Copy each line below that contains "JSON".
^^^^
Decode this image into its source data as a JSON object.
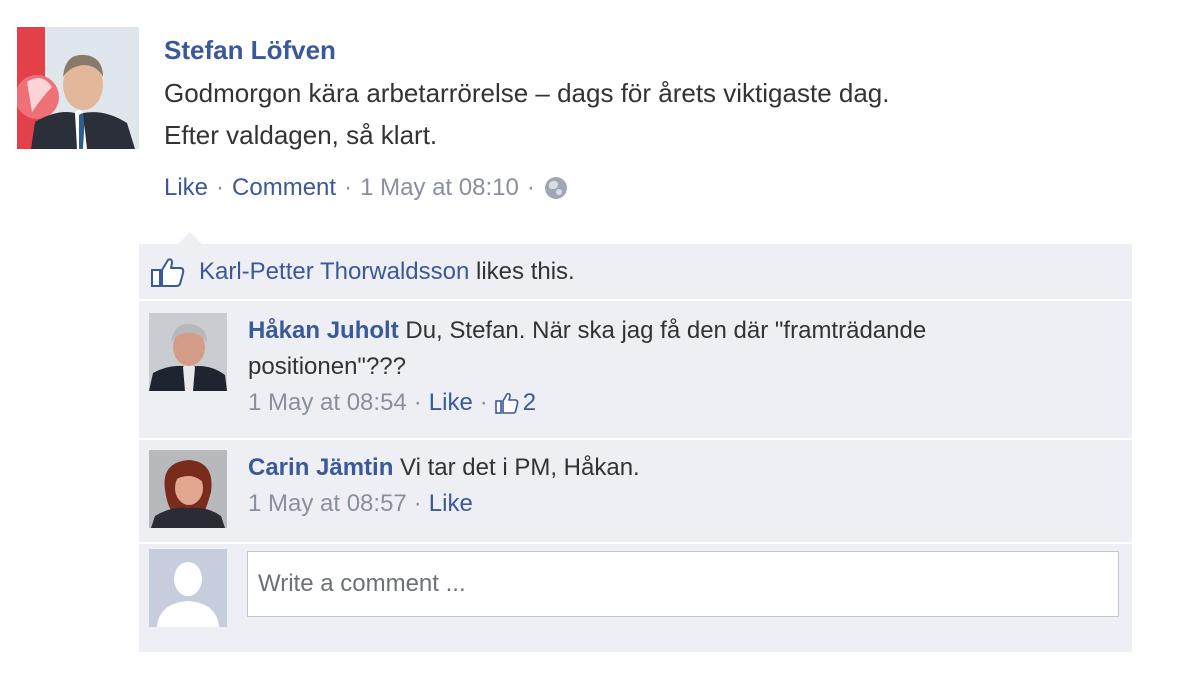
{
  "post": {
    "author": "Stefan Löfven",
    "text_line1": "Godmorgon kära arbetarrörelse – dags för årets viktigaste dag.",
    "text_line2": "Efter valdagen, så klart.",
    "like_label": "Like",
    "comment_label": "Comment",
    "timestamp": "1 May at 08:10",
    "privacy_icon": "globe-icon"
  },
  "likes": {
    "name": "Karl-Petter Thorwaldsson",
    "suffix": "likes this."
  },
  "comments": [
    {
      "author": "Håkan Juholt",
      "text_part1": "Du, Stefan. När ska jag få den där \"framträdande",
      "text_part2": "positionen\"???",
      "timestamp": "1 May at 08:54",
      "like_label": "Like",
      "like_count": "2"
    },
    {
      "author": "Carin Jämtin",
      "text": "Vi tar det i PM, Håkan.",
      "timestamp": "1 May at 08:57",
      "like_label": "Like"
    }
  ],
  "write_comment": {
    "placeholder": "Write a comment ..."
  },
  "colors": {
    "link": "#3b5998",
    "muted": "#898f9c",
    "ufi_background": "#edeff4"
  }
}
^^^^
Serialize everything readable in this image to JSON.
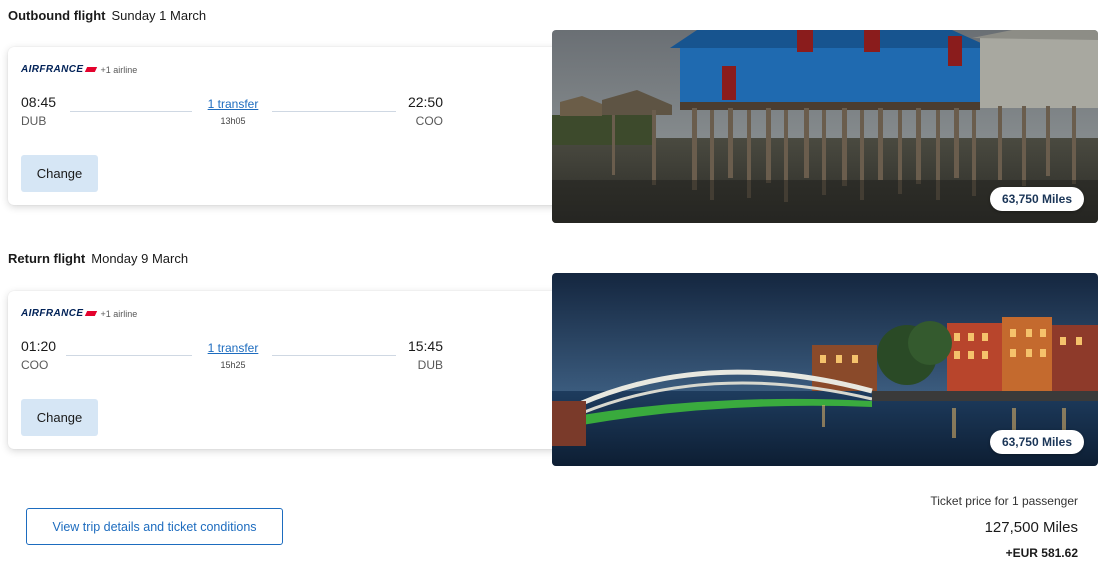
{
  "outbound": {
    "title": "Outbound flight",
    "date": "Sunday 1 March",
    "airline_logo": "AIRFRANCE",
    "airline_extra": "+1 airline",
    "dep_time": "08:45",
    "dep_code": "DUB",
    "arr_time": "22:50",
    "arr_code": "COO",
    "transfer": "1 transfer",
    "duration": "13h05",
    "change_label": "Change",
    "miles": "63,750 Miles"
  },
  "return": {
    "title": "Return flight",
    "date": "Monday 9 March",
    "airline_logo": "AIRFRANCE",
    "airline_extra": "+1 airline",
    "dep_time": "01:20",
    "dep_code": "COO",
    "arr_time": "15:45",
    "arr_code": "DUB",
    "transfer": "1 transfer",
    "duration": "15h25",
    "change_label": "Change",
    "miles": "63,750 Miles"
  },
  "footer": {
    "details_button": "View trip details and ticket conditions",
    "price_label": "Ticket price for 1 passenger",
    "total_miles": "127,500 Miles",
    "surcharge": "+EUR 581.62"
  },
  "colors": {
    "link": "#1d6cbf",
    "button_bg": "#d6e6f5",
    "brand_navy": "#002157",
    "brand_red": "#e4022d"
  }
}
^^^^
**Output of the exercise**
Decode this image into its source data as a JSON object.
Serialize everything readable in this image to JSON.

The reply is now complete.